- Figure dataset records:
----

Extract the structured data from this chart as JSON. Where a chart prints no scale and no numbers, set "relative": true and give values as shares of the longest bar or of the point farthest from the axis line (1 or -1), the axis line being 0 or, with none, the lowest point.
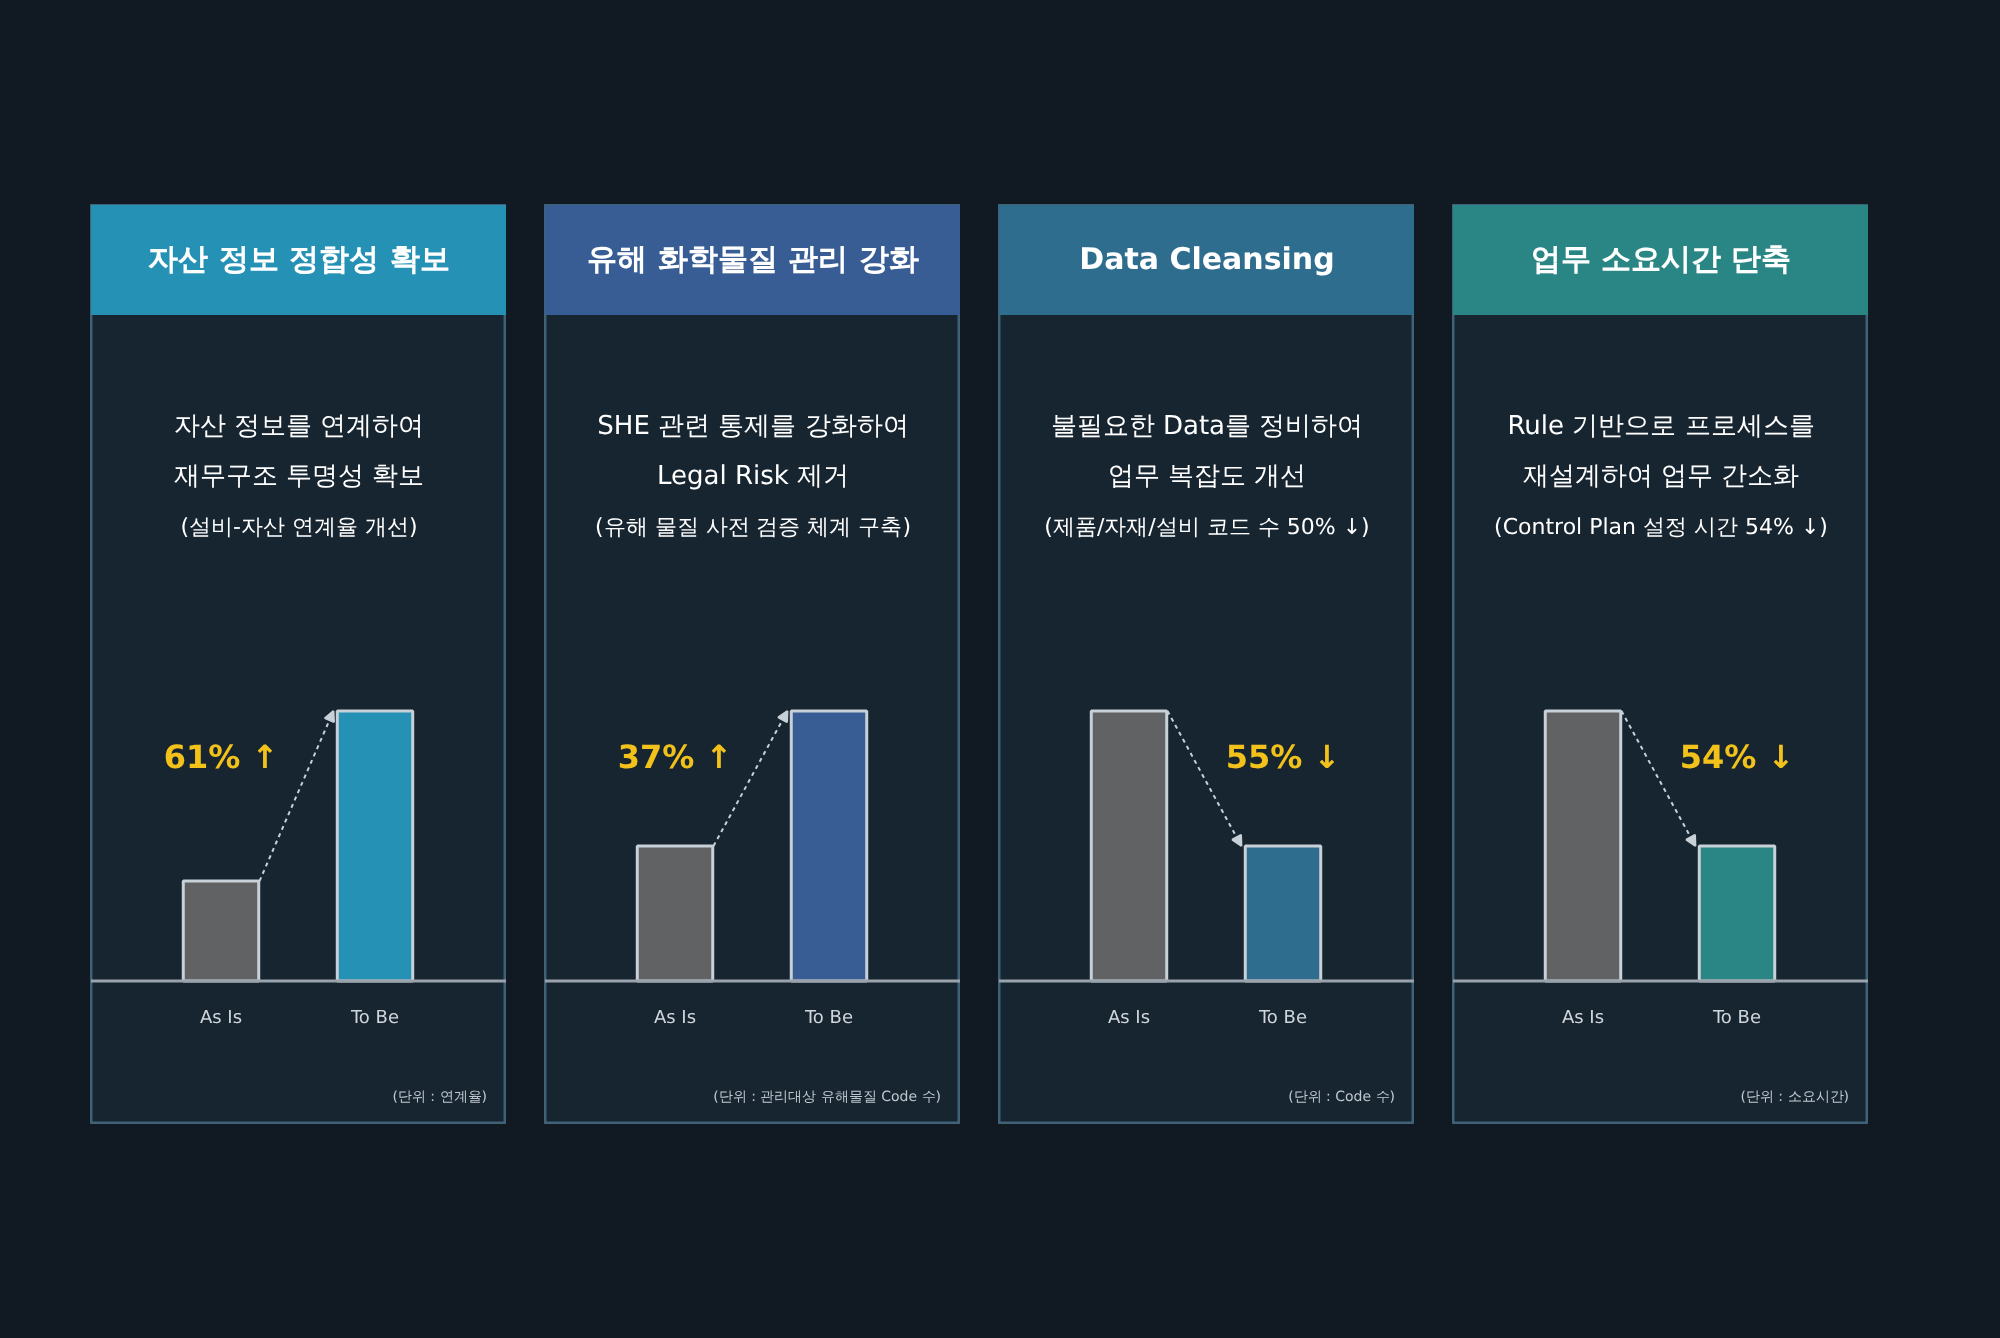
{
  "chart_data": [
    {
      "type": "bar",
      "title": "자산 정보 정합성 확보",
      "subtitle": "자산 정보를 연계하여\n재무구조 투명성 확보",
      "categories": [
        "As Is",
        "To Be"
      ],
      "values": [
        0.37,
        1
      ],
      "colors": [
        "#606264",
        "#2591b5"
      ],
      "relative": true,
      "annotations": [
        "(설비-자산 연계율 개선)",
        "61% ↑",
        "(단위 : 연계율)"
      ]
    },
    {
      "type": "bar",
      "title": "유해 화학물질 관리 강화",
      "subtitle": "SHE 관련 통제를 강화하여\nLegal Risk 제거",
      "categories": [
        "As Is",
        "To Be"
      ],
      "values": [
        0.5,
        1
      ],
      "colors": [
        "#606264",
        "#375d94"
      ],
      "relative": true,
      "annotations": [
        "(유해 물질 사전 검증 체계 구축)",
        "37% ↑",
        "(단위 : 관리대상 유해물질 Code 수)"
      ]
    },
    {
      "type": "bar",
      "title": "Data Cleansing",
      "subtitle": "불필요한 Data를 정비하여\n업무 복잡도 개선",
      "categories": [
        "As Is",
        "To Be"
      ],
      "values": [
        1,
        0.5
      ],
      "colors": [
        "#606264",
        "#2e6d8e"
      ],
      "relative": true,
      "annotations": [
        "(제품/자재/설비 코드 수 50% ↓)",
        "55% ↓",
        "(단위 : Code 수)"
      ]
    },
    {
      "type": "bar",
      "title": "업무 소요시간 단축",
      "subtitle": "Rule 기반으로 프로세스를\n재설계하여 업무 간소화",
      "categories": [
        "As Is",
        "To Be"
      ],
      "values": [
        1,
        0.5
      ],
      "colors": [
        "#606264",
        "#2a8585"
      ],
      "relative": true,
      "annotations": [
        "(Control Plan 설정 시간 54% ↓)",
        "54% ↓",
        "(단위 : 소요시간)"
      ]
    }
  ]
}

----

- What you have to do: Return the full material word for word. Do not include the pictures.

- Task output:
Extract the structured data from this chart as JSON. Where a chart prints no scale and no numbers, set "relative": true and give values as shares of the longest bar or of the point farthest from the axis line (1 or -1), the axis line being 0 or, with none, the lowest point.
{
  "chart_data": [
    {
      "type": "bar",
      "title": "자산 정보 정합성 확보",
      "subtitle": "자산 정보를 연계하여\n재무구조 투명성 확보",
      "categories": [
        "As Is",
        "To Be"
      ],
      "values": [
        0.37,
        1
      ],
      "colors": [
        "#606264",
        "#2591b5"
      ],
      "relative": true,
      "annotations": [
        "(설비-자산 연계율 개선)",
        "61% ↑",
        "(단위 : 연계율)"
      ]
    },
    {
      "type": "bar",
      "title": "유해 화학물질 관리 강화",
      "subtitle": "SHE 관련 통제를 강화하여\nLegal Risk 제거",
      "categories": [
        "As Is",
        "To Be"
      ],
      "values": [
        0.5,
        1
      ],
      "colors": [
        "#606264",
        "#375d94"
      ],
      "relative": true,
      "annotations": [
        "(유해 물질 사전 검증 체계 구축)",
        "37% ↑",
        "(단위 : 관리대상 유해물질 Code 수)"
      ]
    },
    {
      "type": "bar",
      "title": "Data Cleansing",
      "subtitle": "불필요한 Data를 정비하여\n업무 복잡도 개선",
      "categories": [
        "As Is",
        "To Be"
      ],
      "values": [
        1,
        0.5
      ],
      "colors": [
        "#606264",
        "#2e6d8e"
      ],
      "relative": true,
      "annotations": [
        "(제품/자재/설비 코드 수 50% ↓)",
        "55% ↓",
        "(단위 : Code 수)"
      ]
    },
    {
      "type": "bar",
      "title": "업무 소요시간 단축",
      "subtitle": "Rule 기반으로 프로세스를\n재설계하여 업무 간소화",
      "categories": [
        "As Is",
        "To Be"
      ],
      "values": [
        1,
        0.5
      ],
      "colors": [
        "#606264",
        "#2a8585"
      ],
      "relative": true,
      "annotations": [
        "(Control Plan 설정 시간 54% ↓)",
        "54% ↓",
        "(단위 : 소요시간)"
      ]
    }
  ]
}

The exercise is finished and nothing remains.